● TO DO
Can you transcribe every entry word for word, skipping the images?

● DATA PROVIDED
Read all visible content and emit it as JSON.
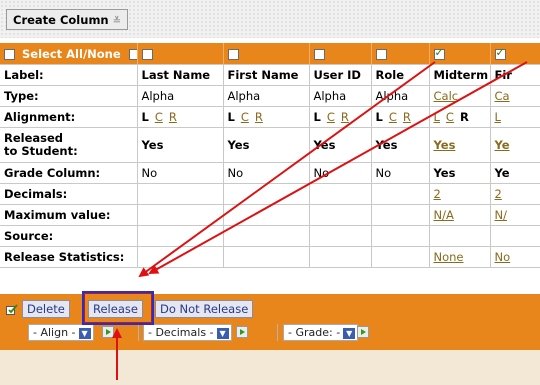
{
  "toolbar": {
    "create_column_label": "Create Column",
    "sort_glyph": "≚"
  },
  "header": {
    "select_all_label": "Select All/None",
    "columns_checked": [
      false,
      false,
      false,
      false,
      true,
      true
    ]
  },
  "columns": [
    "Last Name",
    "First Name",
    "User ID",
    "Role",
    "Midterm",
    "Fir"
  ],
  "rows": {
    "label": {
      "label": "Label:"
    },
    "type": {
      "label": "Type:",
      "values": [
        "Alpha",
        "Alpha",
        "Alpha",
        "Alpha",
        "Calc",
        "Ca"
      ]
    },
    "alignment": {
      "label": "Alignment:",
      "values": [
        [
          "L",
          "C",
          "R"
        ],
        [
          "L",
          "C",
          "R"
        ],
        [
          "L",
          "C",
          "R"
        ],
        [
          "L",
          "C",
          "R"
        ],
        [
          "L",
          "C",
          "R"
        ],
        [
          "L",
          "",
          ""
        ]
      ]
    },
    "released": {
      "label_line1": "Released",
      "label_line2": "to Student:",
      "values": [
        "Yes",
        "Yes",
        "Yes",
        "Yes",
        "Yes",
        "Ye"
      ]
    },
    "grade_col": {
      "label": "Grade Column:",
      "values": [
        "No",
        "No",
        "No",
        "No",
        "Yes",
        "Ye"
      ]
    },
    "decimals": {
      "label": "Decimals:",
      "values": [
        "",
        "",
        "",
        "",
        "2",
        "2"
      ]
    },
    "max_value": {
      "label": "Maximum value:",
      "values": [
        "",
        "",
        "",
        "",
        "N/A",
        "N/"
      ]
    },
    "source": {
      "label": "Source:"
    },
    "release_stats": {
      "label": "Release Statistics:",
      "values": [
        "",
        "",
        "",
        "",
        "None",
        "No"
      ]
    }
  },
  "actions": {
    "delete_label": "Delete",
    "release_label": "Release",
    "do_not_release_label": "Do Not Release",
    "align_select": "- Align -",
    "decimals_select": "- Decimals -",
    "grade_select": "- Grade: -"
  },
  "colors": {
    "header_orange": "#e8861b",
    "link_brown": "#8a6a1c",
    "annotation_red": "#dd1111",
    "highlight_blue": "#2c2cc8"
  }
}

● COMPLETE RESPONSE
Read all visible content and emit it as JSON.
{
  "toolbar": {
    "create_column_label": "Create Column",
    "sort_glyph": "≚"
  },
  "header": {
    "select_all_label": "Select All/None",
    "columns_checked": [
      false,
      false,
      false,
      false,
      true,
      true
    ]
  },
  "columns": [
    "Last Name",
    "First Name",
    "User ID",
    "Role",
    "Midterm",
    "Fir"
  ],
  "rows": {
    "label": {
      "label": "Label:"
    },
    "type": {
      "label": "Type:",
      "values": [
        "Alpha",
        "Alpha",
        "Alpha",
        "Alpha",
        "Calc",
        "Ca"
      ]
    },
    "alignment": {
      "label": "Alignment:",
      "values": [
        [
          "L",
          "C",
          "R"
        ],
        [
          "L",
          "C",
          "R"
        ],
        [
          "L",
          "C",
          "R"
        ],
        [
          "L",
          "C",
          "R"
        ],
        [
          "L",
          "C",
          "R"
        ],
        [
          "L",
          "",
          ""
        ]
      ]
    },
    "released": {
      "label_line1": "Released",
      "label_line2": "to Student:",
      "values": [
        "Yes",
        "Yes",
        "Yes",
        "Yes",
        "Yes",
        "Ye"
      ]
    },
    "grade_col": {
      "label": "Grade Column:",
      "values": [
        "No",
        "No",
        "No",
        "No",
        "Yes",
        "Ye"
      ]
    },
    "decimals": {
      "label": "Decimals:",
      "values": [
        "",
        "",
        "",
        "",
        "2",
        "2"
      ]
    },
    "max_value": {
      "label": "Maximum value:",
      "values": [
        "",
        "",
        "",
        "",
        "N/A",
        "N/"
      ]
    },
    "source": {
      "label": "Source:"
    },
    "release_stats": {
      "label": "Release Statistics:",
      "values": [
        "",
        "",
        "",
        "",
        "None",
        "No"
      ]
    }
  },
  "actions": {
    "delete_label": "Delete",
    "release_label": "Release",
    "do_not_release_label": "Do Not Release",
    "align_select": "- Align -",
    "decimals_select": "- Decimals -",
    "grade_select": "- Grade: -"
  },
  "colors": {
    "header_orange": "#e8861b",
    "link_brown": "#8a6a1c",
    "annotation_red": "#dd1111",
    "highlight_blue": "#2c2cc8"
  }
}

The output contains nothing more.